## begin STORED DATA
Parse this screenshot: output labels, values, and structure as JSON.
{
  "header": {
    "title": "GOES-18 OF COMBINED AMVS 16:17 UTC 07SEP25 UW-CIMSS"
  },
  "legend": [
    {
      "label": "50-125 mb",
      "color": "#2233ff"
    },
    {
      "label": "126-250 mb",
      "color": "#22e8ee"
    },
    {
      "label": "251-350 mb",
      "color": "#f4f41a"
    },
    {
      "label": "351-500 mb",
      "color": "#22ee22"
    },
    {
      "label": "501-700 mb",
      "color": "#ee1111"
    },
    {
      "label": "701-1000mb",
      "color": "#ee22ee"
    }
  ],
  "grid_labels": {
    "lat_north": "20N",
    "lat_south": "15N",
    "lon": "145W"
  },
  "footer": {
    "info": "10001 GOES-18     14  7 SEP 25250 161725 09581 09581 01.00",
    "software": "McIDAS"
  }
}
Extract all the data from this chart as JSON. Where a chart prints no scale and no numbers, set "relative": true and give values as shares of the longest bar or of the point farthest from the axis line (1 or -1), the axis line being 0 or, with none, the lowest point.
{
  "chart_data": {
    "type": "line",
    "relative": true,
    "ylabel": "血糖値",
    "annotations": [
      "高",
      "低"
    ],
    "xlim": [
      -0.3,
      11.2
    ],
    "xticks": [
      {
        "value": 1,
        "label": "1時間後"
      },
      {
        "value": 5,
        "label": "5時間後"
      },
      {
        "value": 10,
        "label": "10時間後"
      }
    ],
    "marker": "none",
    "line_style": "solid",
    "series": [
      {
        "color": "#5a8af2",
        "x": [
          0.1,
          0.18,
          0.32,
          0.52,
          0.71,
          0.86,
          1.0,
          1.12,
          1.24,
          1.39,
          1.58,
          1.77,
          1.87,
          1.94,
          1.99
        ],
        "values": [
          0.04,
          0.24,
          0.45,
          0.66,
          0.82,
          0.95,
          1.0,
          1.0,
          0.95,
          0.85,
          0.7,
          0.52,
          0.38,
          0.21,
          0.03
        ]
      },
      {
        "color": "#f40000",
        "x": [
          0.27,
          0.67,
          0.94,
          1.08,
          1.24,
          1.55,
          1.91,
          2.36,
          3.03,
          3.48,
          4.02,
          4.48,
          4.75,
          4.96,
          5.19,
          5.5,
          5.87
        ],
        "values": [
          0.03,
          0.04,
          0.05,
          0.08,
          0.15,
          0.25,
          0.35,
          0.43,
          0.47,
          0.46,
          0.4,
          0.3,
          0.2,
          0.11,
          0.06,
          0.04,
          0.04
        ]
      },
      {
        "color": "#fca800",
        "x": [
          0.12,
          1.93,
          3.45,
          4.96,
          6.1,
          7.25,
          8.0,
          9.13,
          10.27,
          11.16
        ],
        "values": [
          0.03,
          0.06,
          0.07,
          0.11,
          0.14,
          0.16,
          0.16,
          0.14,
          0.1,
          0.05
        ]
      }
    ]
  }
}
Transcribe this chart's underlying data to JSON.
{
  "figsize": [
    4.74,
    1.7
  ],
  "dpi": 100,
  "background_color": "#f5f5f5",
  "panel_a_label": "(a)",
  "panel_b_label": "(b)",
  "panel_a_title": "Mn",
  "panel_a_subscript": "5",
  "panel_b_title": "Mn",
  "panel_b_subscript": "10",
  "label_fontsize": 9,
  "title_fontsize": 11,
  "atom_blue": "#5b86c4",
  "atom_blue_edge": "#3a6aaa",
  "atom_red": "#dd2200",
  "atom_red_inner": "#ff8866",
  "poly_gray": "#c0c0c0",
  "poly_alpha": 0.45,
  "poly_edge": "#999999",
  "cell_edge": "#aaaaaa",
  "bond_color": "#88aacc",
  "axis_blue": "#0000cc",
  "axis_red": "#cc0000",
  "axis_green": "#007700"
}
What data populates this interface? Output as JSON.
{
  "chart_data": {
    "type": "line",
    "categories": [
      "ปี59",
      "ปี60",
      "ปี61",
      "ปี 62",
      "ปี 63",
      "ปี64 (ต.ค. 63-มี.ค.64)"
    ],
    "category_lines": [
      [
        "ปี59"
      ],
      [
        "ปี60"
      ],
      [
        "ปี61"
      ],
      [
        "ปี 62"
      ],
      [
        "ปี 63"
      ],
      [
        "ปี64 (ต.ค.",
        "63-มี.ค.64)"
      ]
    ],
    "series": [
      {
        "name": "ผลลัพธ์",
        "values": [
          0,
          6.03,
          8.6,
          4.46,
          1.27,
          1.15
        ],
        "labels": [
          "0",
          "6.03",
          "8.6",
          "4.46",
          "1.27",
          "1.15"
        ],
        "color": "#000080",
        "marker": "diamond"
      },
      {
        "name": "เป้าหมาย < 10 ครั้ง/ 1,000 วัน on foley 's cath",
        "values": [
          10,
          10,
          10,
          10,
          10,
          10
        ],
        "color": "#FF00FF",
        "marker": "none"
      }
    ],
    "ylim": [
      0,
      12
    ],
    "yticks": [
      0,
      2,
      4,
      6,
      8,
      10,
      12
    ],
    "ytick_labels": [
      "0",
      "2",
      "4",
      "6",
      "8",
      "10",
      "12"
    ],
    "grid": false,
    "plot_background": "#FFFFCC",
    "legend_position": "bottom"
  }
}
## end STORED DATA
Gather all lines with the string "name" from the data.

        "name": "ผลลัพธ์",
        "name": "เป้าหมาย < 10 ครั้ง/ 1,000 วัน on foley 's cath",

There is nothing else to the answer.